DOCUMENTO ORIGINALE:
..........

Recensione: Touch

The world is connected, but only his son sees how.
E’ così che inizia probabilmente una delle serie di maggior successo del 2012. Con un picco di 12 milioni di ascolti in America, il pilot di Touch sembra annunciare grandi cose per questa serie targata Fox.
Se la Fox ultimamente s’è fatta notare per un palinsesto abbastanza scadente non tanto dal punto di vista quantitativo, quanto da quello qualitativo della narrazione (Glee, Terra Nova, Fringe Season 4) salvo casi quali Alcatraz, Touch riesce a ‘toccare’ aspetti contenuti sia in serie sci-fi che in serie un po’ più drama, arruffianandosi così una bella fetta di pubblico. Ma questo mix di elementi di certo non è fatto esclusivamente per accaparrarsi uno share di cui la Fox di sicuro non è a secco, bensì è realizzato con il tocco magistrale di Tim Kring, già creatore di Heroes, mentre la regia del pilot e del secondo episodio è stata affidata a Francis Lawrence che ci ha stupito in film quali “Come l’acqua per gli elefanti“, “Constantine” ed “Io sono leggenda“.
Passando alla trama, la serie si contraddistingue nel porre come protagonista un bambino autistico di nome Jacob, anche se si scopre dopo ben poco che di autistico non ha nulla, se non una serie di pattern comportamentali ripetitivi che farebbero pensare al disturbo. In realtà, abbiamo Martin Bohm interpretato da Kiefer Sutherland (24, Melancholia, Identità Violate) che si ritrova da solo poiché rimasto vedovo l’11 Settembre 2001. La sua vita, dopo quel giorno, prende una brutta piega e il disturbo del figlio di sicuro non lo aiuta con il lavoro, ma Martin non si arrende e cerca di prendersene cura come meglio può. Jacob è autistico e muto, odia il contatto fisico ed ha una propensione naturale per la matematica, ma la sua passione per i numeri nasconde un enorme segreto: attraverso i numeri, Jacob è capace di vedere cose che gli altri non possono vedere e di riuscire a prevedere eventi che avverranno nel futuro. Per il resto, eviterò di fare spoiler sulla trama, perché vi consiglio vivamente di godervi questa esperienza visiva. Nota d’onore merita la sigla d’apertura fatta ad arte e la fotografia che accompagna le immagini dei 50 minuti ad episodio.

..........

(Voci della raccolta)
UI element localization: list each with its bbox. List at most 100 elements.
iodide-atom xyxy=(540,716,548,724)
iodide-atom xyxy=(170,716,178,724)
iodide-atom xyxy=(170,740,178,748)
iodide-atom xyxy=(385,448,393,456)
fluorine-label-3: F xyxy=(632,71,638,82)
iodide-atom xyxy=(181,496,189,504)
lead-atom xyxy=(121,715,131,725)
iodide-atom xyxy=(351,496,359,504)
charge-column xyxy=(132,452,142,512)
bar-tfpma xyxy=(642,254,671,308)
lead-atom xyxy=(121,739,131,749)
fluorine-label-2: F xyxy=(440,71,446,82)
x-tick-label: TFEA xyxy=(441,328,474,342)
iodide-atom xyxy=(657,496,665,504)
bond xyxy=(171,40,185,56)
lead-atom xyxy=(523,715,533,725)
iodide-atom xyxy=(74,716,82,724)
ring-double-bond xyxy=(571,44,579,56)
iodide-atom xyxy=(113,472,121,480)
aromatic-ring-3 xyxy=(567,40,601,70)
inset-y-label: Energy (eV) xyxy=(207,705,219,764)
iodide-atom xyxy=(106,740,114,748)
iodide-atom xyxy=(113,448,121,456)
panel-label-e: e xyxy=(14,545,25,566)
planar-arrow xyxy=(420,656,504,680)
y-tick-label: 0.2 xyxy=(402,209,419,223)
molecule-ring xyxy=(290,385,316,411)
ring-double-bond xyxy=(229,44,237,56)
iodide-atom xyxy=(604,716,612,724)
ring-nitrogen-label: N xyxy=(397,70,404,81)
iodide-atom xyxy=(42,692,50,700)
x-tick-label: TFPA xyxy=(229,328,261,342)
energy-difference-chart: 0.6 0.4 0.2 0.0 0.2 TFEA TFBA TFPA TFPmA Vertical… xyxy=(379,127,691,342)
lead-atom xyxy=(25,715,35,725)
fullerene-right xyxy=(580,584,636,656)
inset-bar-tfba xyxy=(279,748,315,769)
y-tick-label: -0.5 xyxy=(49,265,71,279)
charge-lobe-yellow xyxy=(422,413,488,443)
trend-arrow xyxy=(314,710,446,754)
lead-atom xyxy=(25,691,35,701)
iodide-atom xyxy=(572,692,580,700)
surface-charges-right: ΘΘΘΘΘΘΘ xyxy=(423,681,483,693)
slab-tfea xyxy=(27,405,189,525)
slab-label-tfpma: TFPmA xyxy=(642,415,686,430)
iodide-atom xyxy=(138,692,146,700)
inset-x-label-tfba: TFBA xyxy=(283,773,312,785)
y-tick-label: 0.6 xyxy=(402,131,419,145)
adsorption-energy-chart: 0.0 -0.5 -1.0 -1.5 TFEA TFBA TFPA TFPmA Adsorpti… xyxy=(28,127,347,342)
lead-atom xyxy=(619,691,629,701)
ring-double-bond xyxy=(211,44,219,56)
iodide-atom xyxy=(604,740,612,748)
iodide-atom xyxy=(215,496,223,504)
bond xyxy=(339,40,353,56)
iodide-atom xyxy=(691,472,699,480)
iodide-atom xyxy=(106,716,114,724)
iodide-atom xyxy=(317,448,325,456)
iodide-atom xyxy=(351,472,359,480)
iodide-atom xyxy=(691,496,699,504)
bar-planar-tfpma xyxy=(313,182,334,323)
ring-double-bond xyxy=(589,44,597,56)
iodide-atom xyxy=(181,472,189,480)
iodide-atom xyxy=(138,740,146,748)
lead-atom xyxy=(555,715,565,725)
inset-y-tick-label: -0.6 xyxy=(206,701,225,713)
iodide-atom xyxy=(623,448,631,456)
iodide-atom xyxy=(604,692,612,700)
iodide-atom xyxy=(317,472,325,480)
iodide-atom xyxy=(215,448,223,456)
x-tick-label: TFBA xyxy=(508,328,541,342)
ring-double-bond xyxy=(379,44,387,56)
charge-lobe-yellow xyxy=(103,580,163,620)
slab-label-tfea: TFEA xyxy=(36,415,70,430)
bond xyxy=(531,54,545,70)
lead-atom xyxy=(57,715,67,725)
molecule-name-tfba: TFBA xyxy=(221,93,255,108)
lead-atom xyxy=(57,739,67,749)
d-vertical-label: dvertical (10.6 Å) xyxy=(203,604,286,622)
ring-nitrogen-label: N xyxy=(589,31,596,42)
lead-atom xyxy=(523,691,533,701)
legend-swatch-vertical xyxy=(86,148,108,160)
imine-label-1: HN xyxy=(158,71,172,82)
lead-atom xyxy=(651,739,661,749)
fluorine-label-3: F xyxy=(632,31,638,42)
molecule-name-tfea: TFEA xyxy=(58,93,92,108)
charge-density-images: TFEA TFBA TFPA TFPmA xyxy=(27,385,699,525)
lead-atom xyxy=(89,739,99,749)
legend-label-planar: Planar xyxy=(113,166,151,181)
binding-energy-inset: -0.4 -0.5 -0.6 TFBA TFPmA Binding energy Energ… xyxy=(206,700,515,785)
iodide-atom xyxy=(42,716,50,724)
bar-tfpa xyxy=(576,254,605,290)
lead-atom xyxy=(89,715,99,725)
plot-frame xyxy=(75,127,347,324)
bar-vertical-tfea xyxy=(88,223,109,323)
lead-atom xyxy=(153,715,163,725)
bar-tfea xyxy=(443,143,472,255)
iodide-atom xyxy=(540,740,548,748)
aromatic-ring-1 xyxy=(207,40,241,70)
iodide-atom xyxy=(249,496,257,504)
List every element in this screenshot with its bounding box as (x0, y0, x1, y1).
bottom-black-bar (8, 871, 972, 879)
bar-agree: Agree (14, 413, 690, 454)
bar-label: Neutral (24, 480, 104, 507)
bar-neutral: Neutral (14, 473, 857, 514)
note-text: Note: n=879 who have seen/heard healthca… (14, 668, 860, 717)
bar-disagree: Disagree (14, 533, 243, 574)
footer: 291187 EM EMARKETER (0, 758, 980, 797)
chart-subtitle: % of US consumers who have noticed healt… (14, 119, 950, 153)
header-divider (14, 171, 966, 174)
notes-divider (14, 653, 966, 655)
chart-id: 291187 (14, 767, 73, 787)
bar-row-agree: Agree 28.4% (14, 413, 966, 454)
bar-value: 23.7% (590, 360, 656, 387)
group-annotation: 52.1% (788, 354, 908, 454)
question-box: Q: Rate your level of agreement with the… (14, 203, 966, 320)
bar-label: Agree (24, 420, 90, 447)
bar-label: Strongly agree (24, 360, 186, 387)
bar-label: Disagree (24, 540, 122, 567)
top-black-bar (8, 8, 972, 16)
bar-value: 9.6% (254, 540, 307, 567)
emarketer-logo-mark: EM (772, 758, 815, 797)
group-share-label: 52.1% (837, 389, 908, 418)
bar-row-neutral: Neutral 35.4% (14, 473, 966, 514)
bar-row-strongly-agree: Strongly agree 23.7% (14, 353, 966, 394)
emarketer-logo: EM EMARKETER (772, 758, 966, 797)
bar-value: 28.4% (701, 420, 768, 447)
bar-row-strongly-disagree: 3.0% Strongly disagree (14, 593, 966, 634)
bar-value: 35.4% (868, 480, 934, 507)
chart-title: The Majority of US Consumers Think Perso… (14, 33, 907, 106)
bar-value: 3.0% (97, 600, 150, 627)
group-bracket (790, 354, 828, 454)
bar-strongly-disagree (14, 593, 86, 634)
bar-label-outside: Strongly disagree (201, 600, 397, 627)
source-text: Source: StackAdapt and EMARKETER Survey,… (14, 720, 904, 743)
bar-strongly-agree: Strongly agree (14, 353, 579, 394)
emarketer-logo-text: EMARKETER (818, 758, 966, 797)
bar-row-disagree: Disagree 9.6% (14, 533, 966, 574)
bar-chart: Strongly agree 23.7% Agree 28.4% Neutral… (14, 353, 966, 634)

..........

CONSEGNA: Aggiorna il passo della recensione di Touch che comincia con "The world is" e prosegue fino a "serie targata Fox.", riportandolo con "Stati Uniti" al posto di "America". Per svolgere l'esercizio basati soltanto sulla recensione.

SOLUZIONE:
The world is connected, but only his son sees how.
E’ così che inizia probabilmente una delle serie di maggior successo del 2012. Con un picco di 12 milioni di ascolti in Stati Uniti, il pilot di Touch sembra annunciare grandi cose per questa serie targata Fox.